WRITTEN TASK: Each entry must appear again exactly as it does in the source.

Extracted data entries

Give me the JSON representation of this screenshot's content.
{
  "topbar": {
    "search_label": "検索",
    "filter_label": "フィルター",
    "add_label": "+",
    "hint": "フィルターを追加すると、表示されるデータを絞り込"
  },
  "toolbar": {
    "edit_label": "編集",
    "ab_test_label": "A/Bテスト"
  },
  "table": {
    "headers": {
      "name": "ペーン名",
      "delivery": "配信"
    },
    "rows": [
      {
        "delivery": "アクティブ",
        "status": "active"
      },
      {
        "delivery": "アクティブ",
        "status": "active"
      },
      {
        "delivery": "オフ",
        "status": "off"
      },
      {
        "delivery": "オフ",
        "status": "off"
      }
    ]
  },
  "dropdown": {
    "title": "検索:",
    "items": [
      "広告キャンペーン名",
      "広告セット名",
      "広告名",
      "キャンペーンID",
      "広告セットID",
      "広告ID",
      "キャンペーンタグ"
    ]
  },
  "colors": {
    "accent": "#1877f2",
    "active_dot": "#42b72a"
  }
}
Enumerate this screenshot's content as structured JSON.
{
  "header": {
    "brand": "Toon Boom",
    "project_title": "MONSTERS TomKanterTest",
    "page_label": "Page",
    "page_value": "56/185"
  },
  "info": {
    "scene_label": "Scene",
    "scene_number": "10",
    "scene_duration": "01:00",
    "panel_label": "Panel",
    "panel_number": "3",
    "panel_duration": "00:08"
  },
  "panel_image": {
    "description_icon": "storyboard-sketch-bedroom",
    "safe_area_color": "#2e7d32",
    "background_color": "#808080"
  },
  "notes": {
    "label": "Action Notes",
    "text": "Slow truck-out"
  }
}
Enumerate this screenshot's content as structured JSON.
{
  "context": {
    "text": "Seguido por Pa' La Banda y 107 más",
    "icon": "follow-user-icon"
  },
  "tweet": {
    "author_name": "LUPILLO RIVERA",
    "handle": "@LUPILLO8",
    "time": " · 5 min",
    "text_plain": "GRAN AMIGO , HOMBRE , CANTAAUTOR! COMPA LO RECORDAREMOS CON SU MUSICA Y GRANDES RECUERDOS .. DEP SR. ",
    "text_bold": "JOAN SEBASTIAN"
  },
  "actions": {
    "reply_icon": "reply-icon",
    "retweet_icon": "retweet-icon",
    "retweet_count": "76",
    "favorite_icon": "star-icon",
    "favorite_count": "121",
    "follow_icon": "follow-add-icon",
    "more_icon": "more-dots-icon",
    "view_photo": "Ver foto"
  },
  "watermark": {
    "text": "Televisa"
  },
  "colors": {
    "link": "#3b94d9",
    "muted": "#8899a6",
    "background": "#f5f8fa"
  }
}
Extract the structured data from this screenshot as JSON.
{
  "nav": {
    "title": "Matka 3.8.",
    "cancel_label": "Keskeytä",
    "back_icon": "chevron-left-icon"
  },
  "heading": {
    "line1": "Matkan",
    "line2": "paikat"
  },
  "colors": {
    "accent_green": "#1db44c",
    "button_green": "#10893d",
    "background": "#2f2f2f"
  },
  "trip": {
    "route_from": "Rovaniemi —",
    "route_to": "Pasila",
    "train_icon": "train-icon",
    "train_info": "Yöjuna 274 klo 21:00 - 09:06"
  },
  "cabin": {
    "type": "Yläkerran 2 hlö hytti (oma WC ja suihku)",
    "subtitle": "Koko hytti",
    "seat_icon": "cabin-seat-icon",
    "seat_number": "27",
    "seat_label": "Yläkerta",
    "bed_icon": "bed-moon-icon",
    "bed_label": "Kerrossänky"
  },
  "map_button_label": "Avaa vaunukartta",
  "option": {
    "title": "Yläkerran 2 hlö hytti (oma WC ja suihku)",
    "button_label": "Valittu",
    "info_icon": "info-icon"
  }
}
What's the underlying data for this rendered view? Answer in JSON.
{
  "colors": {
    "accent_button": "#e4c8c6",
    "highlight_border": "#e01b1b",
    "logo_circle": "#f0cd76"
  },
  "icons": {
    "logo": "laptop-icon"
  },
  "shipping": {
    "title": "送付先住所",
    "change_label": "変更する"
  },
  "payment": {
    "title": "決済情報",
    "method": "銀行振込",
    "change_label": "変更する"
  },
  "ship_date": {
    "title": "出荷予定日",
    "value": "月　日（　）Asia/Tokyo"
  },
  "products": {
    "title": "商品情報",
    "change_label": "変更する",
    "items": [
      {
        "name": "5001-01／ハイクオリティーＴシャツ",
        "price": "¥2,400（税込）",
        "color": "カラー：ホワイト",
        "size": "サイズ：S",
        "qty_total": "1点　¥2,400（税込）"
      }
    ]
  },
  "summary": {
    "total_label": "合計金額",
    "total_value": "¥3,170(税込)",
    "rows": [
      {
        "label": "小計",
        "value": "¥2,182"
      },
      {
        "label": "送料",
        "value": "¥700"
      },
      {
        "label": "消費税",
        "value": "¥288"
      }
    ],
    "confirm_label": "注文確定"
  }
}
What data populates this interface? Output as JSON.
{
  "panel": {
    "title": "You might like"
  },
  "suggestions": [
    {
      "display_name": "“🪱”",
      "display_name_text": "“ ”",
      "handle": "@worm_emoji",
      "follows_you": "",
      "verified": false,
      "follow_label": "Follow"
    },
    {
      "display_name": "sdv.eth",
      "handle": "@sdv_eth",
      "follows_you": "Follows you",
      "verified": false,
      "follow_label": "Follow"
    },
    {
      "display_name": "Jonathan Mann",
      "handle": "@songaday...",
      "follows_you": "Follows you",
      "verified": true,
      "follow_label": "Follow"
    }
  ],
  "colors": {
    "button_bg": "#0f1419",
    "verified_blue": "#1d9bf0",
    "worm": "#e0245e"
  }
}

SOLUTION FOR THIS PROBLEM:
Give me the JSON representation of this screenshot's content.
{
  "topbar": {
    "search_label": "検索",
    "filter_label": "フィルター",
    "add_label": "+",
    "hint": "フィルターを追加すると、表示されるデータを絞り込"
  },
  "toolbar": {
    "edit_label": "編集",
    "ab_test_label": "A/Bテスト"
  },
  "table": {
    "headers": {
      "name": "ペーン名",
      "delivery": "配信"
    },
    "rows": [
      {
        "delivery": "アクティブ",
        "status": "active"
      },
      {
        "delivery": "アクティブ",
        "status": "active"
      },
      {
        "delivery": "オフ",
        "status": "off"
      },
      {
        "delivery": "オフ",
        "status": "off"
      }
    ]
  },
  "dropdown": {
    "title": "検索:",
    "items": [
      "広告キャンペーン名",
      "広告セット名",
      "広告名",
      "キャンペーンID",
      "広告セットID",
      "広告ID",
      "キャンペーンタグ"
    ]
  },
  "colors": {
    "accent": "#1877f2",
    "active_dot": "#42b72a"
  }
}
Enumerate this screenshot's content as structured JSON.
{
  "header": {
    "brand": "Toon Boom",
    "project_title": "MONSTERS TomKanterTest",
    "page_label": "Page",
    "page_value": "56/185"
  },
  "info": {
    "scene_label": "Scene",
    "scene_number": "10",
    "scene_duration": "01:00",
    "panel_label": "Panel",
    "panel_number": "3",
    "panel_duration": "00:08"
  },
  "panel_image": {
    "description_icon": "storyboard-sketch-bedroom",
    "safe_area_color": "#2e7d32",
    "background_color": "#808080"
  },
  "notes": {
    "label": "Action Notes",
    "text": "Slow truck-out"
  }
}
Enumerate this screenshot's content as structured JSON.
{
  "context": {
    "text": "Seguido por Pa' La Banda y 107 más",
    "icon": "follow-user-icon"
  },
  "tweet": {
    "author_name": "LUPILLO RIVERA",
    "handle": "@LUPILLO8",
    "time": " · 5 min",
    "text_plain": "GRAN AMIGO , HOMBRE , CANTAAUTOR! COMPA LO RECORDAREMOS CON SU MUSICA Y GRANDES RECUERDOS .. DEP SR. ",
    "text_bold": "JOAN SEBASTIAN"
  },
  "actions": {
    "reply_icon": "reply-icon",
    "retweet_icon": "retweet-icon",
    "retweet_count": "76",
    "favorite_icon": "star-icon",
    "favorite_count": "121",
    "follow_icon": "follow-add-icon",
    "more_icon": "more-dots-icon",
    "view_photo": "Ver foto"
  },
  "watermark": {
    "text": "Televisa"
  },
  "colors": {
    "link": "#3b94d9",
    "muted": "#8899a6",
    "background": "#f5f8fa"
  }
}
Extract the structured data from this screenshot as JSON.
{
  "nav": {
    "title": "Matka 3.8.",
    "cancel_label": "Keskeytä",
    "back_icon": "chevron-left-icon"
  },
  "heading": {
    "line1": "Matkan",
    "line2": "paikat"
  },
  "colors": {
    "accent_green": "#1db44c",
    "button_green": "#10893d",
    "background": "#2f2f2f"
  },
  "trip": {
    "route_from": "Rovaniemi —",
    "route_to": "Pasila",
    "train_icon": "train-icon",
    "train_info": "Yöjuna 274 klo 21:00 - 09:06"
  },
  "cabin": {
    "type": "Yläkerran 2 hlö hytti (oma WC ja suihku)",
    "subtitle": "Koko hytti",
    "seat_icon": "cabin-seat-icon",
    "seat_number": "27",
    "seat_label": "Yläkerta",
    "bed_icon": "bed-moon-icon",
    "bed_label": "Kerrossänky"
  },
  "map_button_label": "Avaa vaunukartta",
  "option": {
    "title": "Yläkerran 2 hlö hytti (oma WC ja suihku)",
    "button_label": "Valittu",
    "info_icon": "info-icon"
  }
}
What's the underlying data for this rendered view? Answer in JSON.
{
  "colors": {
    "accent_button": "#e4c8c6",
    "highlight_border": "#e01b1b",
    "logo_circle": "#f0cd76"
  },
  "icons": {
    "logo": "laptop-icon"
  },
  "shipping": {
    "title": "送付先住所",
    "change_label": "変更する"
  },
  "payment": {
    "title": "決済情報",
    "method": "銀行振込",
    "change_label": "変更する"
  },
  "ship_date": {
    "title": "出荷予定日",
    "value": "月　日（　）Asia/Tokyo"
  },
  "products": {
    "title": "商品情報",
    "change_label": "変更する",
    "items": [
      {
        "name": "5001-01／ハイクオリティーＴシャツ",
        "price": "¥2,400（税込）",
        "color": "カラー：ホワイト",
        "size": "サイズ：S",
        "qty_total": "1点　¥2,400（税込）"
      }
    ]
  },
  "summary": {
    "total_label": "合計金額",
    "total_value": "¥3,170(税込)",
    "rows": [
      {
        "label": "小計",
        "value": "¥2,182"
      },
      {
        "label": "送料",
        "value": "¥700"
      },
      {
        "label": "消費税",
        "value": "¥288"
      }
    ],
    "confirm_label": "注文確定"
  }
}
What data populates this interface? Output as JSON.
{
  "panel": {
    "title": "You might like"
  },
  "suggestions": [
    {
      "display_name": "“🪱”",
      "display_name_text": "“ ”",
      "handle": "@worm_emoji",
      "follows_you": "",
      "verified": false,
      "follow_label": "Follow"
    },
    {
      "display_name": "sdv.eth",
      "handle": "@sdv_eth",
      "follows_you": "Follows you",
      "verified": false,
      "follow_label": "Follow"
    },
    {
      "display_name": "Jonathan Mann",
      "handle": "@songaday...",
      "follows_you": "Follows you",
      "verified": true,
      "follow_label": "Follow"
    }
  ],
  "colors": {
    "button_bg": "#0f1419",
    "verified_blue": "#1d9bf0",
    "worm": "#e0245e"
  }
}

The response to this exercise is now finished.